#### [WRITTEN PROBLEM A]
Reproduce the records between the line containing "y-tick-label: -100 bbox=[31, 433, 58, 447]" and the line containing "x-tick-label: 2006 bbox=[375, 453, 406, 467]", inclusive, character for character.

#### [READING PASSAGE]
* * * *

The logical extension of that is the view that animals should not be killed for food. "Those people, they say 'Come on, isn't that really a barbaric act, haven't we evolved past eating animals to a new place of cosmic nirvana'.
"The truth is, everything is eating and being eaten. If you don't believe it, go lie naked in your flower bed for three days and see what gets eaten."
It's an amusing thought, and an example of the keen sense of humour that is a useful attribute for a sought-after speaker. He spends 100 days a year talking to schools and environmental groups and is in New Zealand for a week to address farmers in Hawke's Bay and Manawatu.
This is his first time here and he is careful not to appear "preachy". "I don't want to be that arrogant SOB who comes in from outside. But all through my life I have developed a reputation for thinking outside the box."
He is a farmer and a marketer, but with self-imposed limits. The produce from his 220-hectare home farm and 400ha of leased farms is sold to 4000 families, 50 restaurants and 10 retail chains. But he won't sell outside the bounds of four hours' driving time.
"The shorter the chain between raw food and fork, the fresher it is and the more transparent the system is," he says.

* * * *

#### [EXTRACTED ENTRIES]
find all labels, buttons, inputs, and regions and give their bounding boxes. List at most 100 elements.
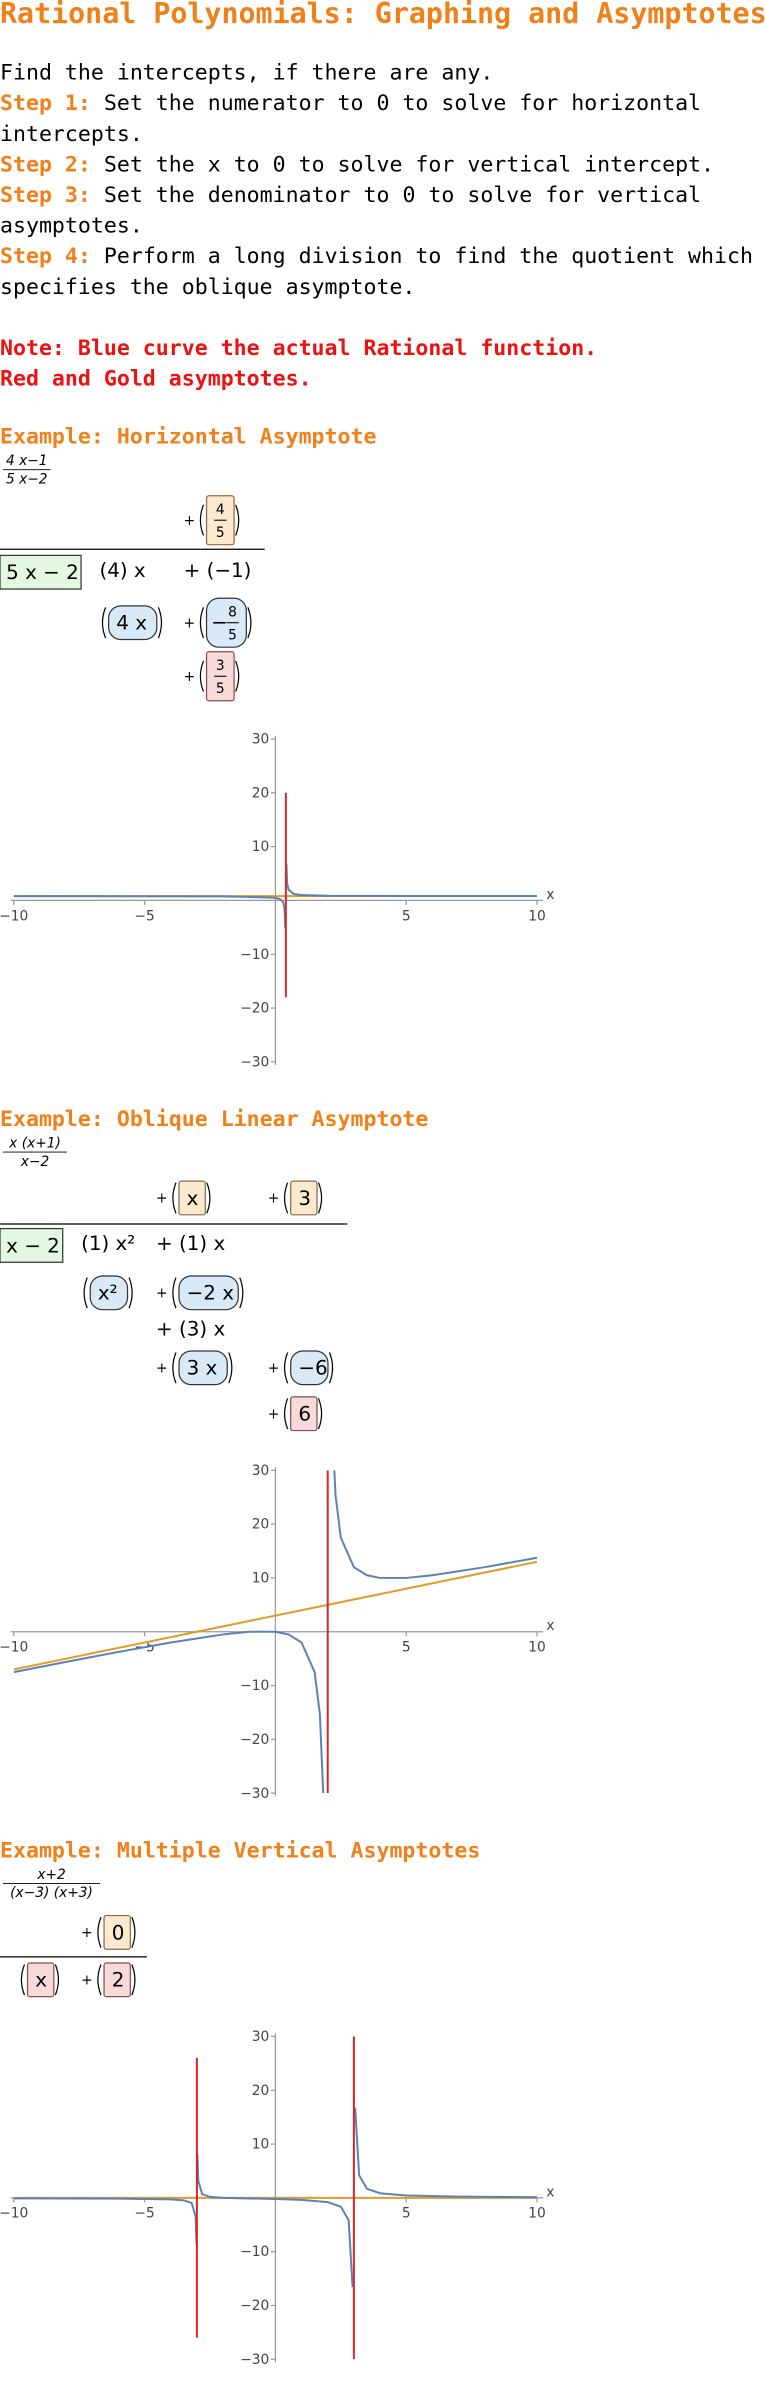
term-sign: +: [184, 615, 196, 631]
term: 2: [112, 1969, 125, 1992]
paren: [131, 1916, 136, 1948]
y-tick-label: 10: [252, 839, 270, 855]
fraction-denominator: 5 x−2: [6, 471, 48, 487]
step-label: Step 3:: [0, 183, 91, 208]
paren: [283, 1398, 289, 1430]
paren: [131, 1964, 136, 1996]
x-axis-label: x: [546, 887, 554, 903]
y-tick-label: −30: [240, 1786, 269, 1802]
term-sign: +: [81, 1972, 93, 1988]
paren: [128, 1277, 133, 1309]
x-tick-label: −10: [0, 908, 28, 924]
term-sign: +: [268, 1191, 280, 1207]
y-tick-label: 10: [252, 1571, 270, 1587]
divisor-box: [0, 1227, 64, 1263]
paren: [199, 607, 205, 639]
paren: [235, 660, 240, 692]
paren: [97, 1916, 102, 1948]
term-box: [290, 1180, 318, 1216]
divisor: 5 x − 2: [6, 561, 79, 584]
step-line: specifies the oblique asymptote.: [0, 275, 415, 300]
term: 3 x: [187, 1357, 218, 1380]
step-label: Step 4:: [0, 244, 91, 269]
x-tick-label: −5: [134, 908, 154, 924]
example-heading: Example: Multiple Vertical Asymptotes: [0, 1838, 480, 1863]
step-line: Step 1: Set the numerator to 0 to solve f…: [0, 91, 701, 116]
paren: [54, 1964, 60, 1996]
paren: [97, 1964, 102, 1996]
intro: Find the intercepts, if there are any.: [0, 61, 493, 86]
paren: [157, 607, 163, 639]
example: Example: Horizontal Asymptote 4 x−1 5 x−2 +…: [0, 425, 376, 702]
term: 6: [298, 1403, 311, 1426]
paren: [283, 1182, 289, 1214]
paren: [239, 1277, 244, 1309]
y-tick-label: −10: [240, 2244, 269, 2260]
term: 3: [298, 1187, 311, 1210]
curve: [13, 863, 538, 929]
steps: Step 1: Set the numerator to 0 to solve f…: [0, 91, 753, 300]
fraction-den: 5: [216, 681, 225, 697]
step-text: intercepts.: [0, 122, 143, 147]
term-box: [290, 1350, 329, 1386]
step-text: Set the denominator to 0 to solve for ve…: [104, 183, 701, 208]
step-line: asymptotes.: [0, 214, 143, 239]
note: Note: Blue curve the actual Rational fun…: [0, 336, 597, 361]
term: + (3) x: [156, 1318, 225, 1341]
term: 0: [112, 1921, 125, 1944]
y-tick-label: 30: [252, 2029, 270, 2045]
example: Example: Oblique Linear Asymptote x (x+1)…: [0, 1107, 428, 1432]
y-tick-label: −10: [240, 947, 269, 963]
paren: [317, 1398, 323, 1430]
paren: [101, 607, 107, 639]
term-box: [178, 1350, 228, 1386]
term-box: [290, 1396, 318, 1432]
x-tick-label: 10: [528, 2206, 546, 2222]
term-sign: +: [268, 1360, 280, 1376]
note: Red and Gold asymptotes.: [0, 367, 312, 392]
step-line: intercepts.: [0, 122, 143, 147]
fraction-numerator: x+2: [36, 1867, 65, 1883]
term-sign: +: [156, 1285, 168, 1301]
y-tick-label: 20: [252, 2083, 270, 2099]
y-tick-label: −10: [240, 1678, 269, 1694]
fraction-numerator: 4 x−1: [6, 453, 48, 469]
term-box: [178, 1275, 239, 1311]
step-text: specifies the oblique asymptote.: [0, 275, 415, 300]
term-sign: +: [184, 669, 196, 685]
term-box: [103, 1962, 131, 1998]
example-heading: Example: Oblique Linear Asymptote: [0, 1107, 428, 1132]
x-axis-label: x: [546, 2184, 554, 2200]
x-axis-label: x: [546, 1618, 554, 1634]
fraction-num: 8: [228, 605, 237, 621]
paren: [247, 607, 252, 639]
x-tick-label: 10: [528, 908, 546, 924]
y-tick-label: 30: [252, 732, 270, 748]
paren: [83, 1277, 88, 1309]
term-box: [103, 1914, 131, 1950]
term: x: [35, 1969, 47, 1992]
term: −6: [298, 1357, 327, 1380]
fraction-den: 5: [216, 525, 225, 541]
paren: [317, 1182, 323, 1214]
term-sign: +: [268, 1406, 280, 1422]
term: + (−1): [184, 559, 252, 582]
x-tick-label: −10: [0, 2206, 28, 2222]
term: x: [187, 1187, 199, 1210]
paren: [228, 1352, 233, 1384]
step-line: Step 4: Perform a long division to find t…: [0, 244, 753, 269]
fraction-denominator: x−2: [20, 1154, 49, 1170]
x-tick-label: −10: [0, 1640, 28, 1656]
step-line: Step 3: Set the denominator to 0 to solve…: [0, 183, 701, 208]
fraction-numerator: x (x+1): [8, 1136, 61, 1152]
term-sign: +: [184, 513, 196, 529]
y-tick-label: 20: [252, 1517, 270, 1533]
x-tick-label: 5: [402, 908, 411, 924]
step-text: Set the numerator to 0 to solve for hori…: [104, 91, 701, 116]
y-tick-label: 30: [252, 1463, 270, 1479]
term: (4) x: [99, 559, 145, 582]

* * * *

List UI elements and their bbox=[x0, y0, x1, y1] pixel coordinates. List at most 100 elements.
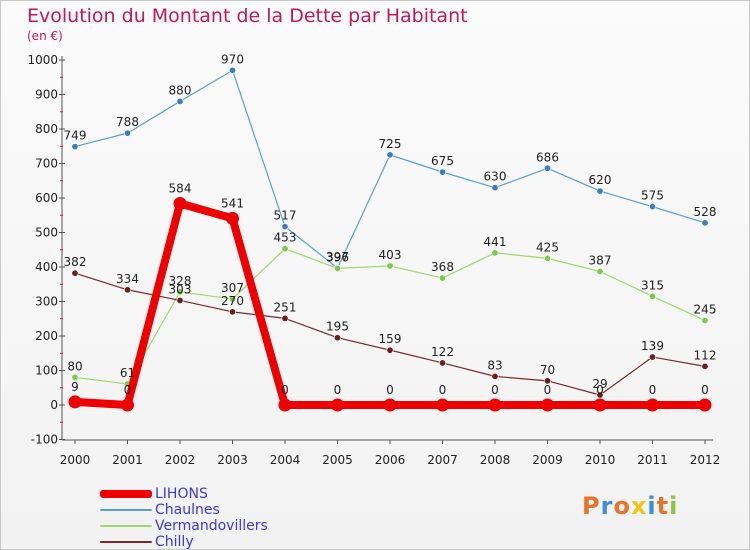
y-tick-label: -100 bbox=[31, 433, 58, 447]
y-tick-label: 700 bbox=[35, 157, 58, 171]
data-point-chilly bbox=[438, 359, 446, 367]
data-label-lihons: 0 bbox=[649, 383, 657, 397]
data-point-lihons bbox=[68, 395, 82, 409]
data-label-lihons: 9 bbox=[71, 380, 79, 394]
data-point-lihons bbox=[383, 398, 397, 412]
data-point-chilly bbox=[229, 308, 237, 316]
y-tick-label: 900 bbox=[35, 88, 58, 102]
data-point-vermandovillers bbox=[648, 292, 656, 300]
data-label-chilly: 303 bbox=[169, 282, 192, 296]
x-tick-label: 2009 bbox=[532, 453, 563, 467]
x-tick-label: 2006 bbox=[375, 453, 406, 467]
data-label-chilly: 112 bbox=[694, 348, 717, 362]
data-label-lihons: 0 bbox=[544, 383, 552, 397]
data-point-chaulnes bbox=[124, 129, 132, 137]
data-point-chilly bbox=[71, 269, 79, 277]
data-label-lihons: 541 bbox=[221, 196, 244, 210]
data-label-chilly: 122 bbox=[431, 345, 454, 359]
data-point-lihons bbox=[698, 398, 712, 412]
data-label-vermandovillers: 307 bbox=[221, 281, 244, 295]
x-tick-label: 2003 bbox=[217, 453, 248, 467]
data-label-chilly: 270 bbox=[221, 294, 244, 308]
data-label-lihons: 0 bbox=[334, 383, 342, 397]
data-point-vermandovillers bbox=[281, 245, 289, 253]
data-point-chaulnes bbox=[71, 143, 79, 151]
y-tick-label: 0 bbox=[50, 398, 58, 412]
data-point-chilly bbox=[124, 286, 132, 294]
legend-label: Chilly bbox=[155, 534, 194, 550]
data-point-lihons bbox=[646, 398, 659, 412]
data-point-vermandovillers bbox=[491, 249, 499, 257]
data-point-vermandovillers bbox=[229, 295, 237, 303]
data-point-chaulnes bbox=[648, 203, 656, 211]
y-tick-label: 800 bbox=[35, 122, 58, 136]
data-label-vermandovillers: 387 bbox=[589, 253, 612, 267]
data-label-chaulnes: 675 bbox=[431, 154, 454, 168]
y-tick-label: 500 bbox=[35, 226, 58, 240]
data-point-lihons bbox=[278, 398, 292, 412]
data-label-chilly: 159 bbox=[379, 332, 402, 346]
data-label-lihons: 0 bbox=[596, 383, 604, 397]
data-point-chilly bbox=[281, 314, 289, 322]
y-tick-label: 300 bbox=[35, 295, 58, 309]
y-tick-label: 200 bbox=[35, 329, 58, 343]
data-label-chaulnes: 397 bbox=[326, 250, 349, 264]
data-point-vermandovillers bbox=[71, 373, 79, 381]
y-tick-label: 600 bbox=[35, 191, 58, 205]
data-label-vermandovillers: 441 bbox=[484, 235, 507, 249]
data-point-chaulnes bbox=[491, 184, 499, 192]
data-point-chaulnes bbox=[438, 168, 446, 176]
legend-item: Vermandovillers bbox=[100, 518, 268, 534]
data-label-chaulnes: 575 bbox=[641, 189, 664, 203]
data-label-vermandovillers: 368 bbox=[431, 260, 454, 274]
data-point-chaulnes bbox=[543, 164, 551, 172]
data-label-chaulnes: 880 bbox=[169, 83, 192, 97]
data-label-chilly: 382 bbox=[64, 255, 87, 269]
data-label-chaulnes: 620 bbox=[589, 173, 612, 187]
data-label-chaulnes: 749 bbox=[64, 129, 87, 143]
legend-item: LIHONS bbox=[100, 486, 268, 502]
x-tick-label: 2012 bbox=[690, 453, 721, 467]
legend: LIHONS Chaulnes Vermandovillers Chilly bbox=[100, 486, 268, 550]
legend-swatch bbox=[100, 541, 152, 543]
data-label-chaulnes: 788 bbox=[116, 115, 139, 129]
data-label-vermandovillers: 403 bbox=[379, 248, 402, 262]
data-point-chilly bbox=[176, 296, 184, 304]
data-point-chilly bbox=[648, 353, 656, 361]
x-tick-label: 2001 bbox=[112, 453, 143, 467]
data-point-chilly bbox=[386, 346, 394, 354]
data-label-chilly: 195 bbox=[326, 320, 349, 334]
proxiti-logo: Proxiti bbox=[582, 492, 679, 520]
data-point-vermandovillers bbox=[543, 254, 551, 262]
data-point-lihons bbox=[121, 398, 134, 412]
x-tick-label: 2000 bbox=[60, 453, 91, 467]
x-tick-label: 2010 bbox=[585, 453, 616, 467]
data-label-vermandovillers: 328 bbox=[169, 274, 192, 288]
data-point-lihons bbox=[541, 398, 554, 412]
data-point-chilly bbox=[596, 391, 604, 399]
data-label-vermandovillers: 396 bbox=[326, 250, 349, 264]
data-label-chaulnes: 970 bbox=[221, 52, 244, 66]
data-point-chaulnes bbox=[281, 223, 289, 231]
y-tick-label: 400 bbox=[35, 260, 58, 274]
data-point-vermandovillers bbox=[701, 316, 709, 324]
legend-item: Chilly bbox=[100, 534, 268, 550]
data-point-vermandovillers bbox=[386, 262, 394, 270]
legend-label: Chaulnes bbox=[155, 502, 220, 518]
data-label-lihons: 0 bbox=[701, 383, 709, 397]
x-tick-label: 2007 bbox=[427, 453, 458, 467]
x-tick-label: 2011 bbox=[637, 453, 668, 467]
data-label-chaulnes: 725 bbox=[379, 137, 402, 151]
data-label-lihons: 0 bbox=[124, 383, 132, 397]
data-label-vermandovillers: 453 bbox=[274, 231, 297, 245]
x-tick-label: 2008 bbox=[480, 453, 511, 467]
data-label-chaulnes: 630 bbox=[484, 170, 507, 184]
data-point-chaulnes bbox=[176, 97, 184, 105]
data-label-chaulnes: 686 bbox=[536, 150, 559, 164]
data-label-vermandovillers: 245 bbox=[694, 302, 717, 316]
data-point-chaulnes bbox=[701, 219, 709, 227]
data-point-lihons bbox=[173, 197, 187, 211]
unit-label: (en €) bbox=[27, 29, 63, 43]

* * * *

#### [WRITTEN PROBLEM B]
Summarize the passage about the farmer and speaker in two sentences.

#### [CORRECT OUTPUT A]
y-tick-label: -100 bbox=[31, 433, 58, 447]
y-tick-label: 700 bbox=[35, 157, 58, 171]
data-point-chilly bbox=[438, 359, 446, 367]
data-label-lihons: 0 bbox=[649, 383, 657, 397]
data-point-lihons bbox=[68, 395, 82, 409]
data-label-lihons: 9 bbox=[71, 380, 79, 394]
data-point-lihons bbox=[383, 398, 397, 412]
data-point-chilly bbox=[229, 308, 237, 316]
y-tick-label: 900 bbox=[35, 88, 58, 102]
data-point-vermandovillers bbox=[648, 292, 656, 300]
data-label-chilly: 303 bbox=[169, 282, 192, 296]
x-tick-label: 2009 bbox=[532, 453, 563, 467]
x-tick-label: 2006 bbox=[375, 453, 406, 467]

#### [CORRECT OUTPUT B]
A farmer and marketer who spends 100 days a year speaking to schools and environmental groups is in New Zealand for a week to address farmers in Hawke's Bay and Manawatu, and he answers the view that killing animals for food is barbaric by saying that everything is eating and being eaten. He sells the produce of his home and leased farms to 4000 families, 50 restaurants and 10 retail chains, but only within four hours' driving time, because he holds that a shorter chain from raw food to fork makes food fresher and the system more transparent.